→ **Written instruction**:
Repeat the lines below, unchanged, from the line with "point [513,252,529,268]" up to and including the line with "point [783,222,799,238]".

→ **Records shown**:

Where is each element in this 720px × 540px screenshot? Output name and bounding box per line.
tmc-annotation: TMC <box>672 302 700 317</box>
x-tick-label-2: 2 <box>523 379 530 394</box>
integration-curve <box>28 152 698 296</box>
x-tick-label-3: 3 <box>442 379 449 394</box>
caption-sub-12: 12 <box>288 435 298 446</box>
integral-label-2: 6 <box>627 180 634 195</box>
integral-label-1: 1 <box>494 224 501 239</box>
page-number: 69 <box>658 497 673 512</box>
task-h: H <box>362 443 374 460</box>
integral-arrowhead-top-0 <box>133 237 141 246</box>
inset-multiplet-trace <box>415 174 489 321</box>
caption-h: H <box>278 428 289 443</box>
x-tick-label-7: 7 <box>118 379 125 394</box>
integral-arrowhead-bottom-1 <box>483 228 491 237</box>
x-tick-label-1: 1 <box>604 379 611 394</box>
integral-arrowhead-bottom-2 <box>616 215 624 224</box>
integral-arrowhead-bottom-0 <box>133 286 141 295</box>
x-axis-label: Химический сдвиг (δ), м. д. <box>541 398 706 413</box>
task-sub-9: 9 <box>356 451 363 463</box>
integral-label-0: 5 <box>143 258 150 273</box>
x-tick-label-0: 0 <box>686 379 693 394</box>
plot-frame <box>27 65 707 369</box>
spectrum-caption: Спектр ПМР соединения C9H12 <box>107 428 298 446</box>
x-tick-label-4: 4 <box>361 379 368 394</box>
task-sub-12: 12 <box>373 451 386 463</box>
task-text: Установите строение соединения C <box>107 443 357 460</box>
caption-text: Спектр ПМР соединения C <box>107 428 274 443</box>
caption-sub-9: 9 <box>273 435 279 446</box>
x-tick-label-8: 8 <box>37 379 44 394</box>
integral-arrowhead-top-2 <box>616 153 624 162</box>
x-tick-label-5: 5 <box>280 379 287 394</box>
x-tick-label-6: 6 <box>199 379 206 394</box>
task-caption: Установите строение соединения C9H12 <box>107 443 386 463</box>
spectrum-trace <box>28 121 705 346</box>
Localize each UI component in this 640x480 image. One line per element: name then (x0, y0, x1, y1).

==

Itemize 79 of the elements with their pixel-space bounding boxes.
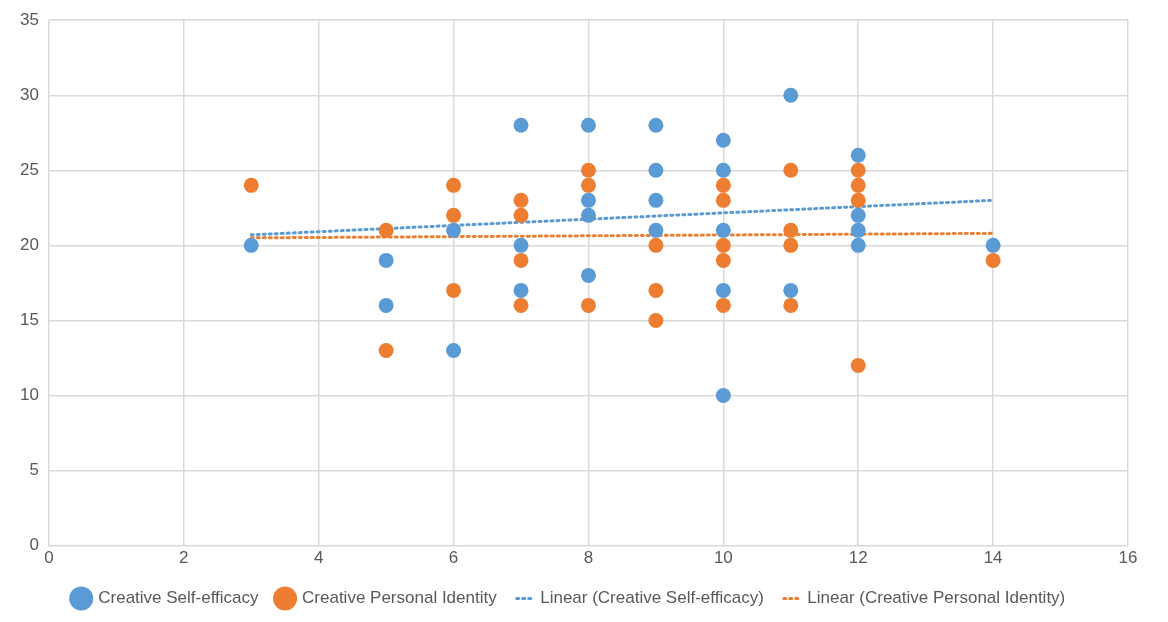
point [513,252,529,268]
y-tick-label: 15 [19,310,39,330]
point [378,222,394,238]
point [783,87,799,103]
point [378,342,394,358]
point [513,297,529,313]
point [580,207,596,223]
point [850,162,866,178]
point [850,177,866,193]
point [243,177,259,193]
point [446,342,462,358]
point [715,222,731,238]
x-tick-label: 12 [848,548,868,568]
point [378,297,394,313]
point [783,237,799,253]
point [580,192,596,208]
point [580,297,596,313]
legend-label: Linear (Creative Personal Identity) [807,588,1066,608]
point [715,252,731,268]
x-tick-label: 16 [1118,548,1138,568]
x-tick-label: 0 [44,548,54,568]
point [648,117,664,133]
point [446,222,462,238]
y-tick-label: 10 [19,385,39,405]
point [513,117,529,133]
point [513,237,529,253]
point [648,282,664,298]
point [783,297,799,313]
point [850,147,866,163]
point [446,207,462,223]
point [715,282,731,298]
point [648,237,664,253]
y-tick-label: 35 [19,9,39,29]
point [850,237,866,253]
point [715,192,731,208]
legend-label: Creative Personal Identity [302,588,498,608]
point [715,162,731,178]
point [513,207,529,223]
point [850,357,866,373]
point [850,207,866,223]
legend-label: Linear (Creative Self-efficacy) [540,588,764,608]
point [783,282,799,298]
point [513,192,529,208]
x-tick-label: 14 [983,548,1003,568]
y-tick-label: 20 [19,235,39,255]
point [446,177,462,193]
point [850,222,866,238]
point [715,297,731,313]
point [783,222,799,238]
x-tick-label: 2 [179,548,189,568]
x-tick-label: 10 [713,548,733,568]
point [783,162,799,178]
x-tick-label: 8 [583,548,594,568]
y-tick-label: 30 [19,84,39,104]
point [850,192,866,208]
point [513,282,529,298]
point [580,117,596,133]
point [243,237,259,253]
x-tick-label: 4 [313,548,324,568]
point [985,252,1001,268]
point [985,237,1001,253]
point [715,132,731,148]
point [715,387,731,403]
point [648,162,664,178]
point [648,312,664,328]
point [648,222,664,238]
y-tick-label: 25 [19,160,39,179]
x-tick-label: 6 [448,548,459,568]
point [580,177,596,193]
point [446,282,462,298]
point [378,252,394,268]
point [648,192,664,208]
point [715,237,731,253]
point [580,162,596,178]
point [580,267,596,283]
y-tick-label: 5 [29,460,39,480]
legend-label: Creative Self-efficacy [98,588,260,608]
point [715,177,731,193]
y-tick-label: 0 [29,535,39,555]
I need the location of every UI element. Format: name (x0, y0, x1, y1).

→ **Task result**:
point [513,252,529,268]
y-tick-label: 15 [19,310,39,330]
point [378,222,394,238]
point [783,87,799,103]
point [378,342,394,358]
point [513,297,529,313]
point [580,207,596,223]
point [850,162,866,178]
point [850,177,866,193]
point [243,177,259,193]
point [446,342,462,358]
point [715,222,731,238]
x-tick-label: 12 [848,548,868,568]
point [378,297,394,313]
point [783,237,799,253]
point [580,192,596,208]
point [580,297,596,313]
legend-label: Linear (Creative Personal Identity) [807,588,1066,608]
point [715,252,731,268]
x-tick-label: 16 [1118,548,1138,568]
x-tick-label: 0 [44,548,54,568]
point [648,117,664,133]
point [446,222,462,238]
y-tick-label: 10 [19,385,39,405]
point [513,117,529,133]
point [513,237,529,253]
point [648,282,664,298]
point [783,297,799,313]
point [850,147,866,163]
point [446,207,462,223]
point [715,282,731,298]
point [648,237,664,253]
y-tick-label: 35 [19,9,39,29]
point [850,237,866,253]
point [715,192,731,208]
legend-label: Creative Personal Identity [302,588,498,608]
point [715,162,731,178]
point [513,207,529,223]
point [850,357,866,373]
point [850,207,866,223]
legend-label: Linear (Creative Self-efficacy) [540,588,764,608]
point [783,282,799,298]
point [513,192,529,208]
x-tick-label: 14 [983,548,1003,568]
y-tick-label: 20 [19,235,39,255]
point [446,177,462,193]
point [850,222,866,238]
point [715,297,731,313]
point [783,222,799,238]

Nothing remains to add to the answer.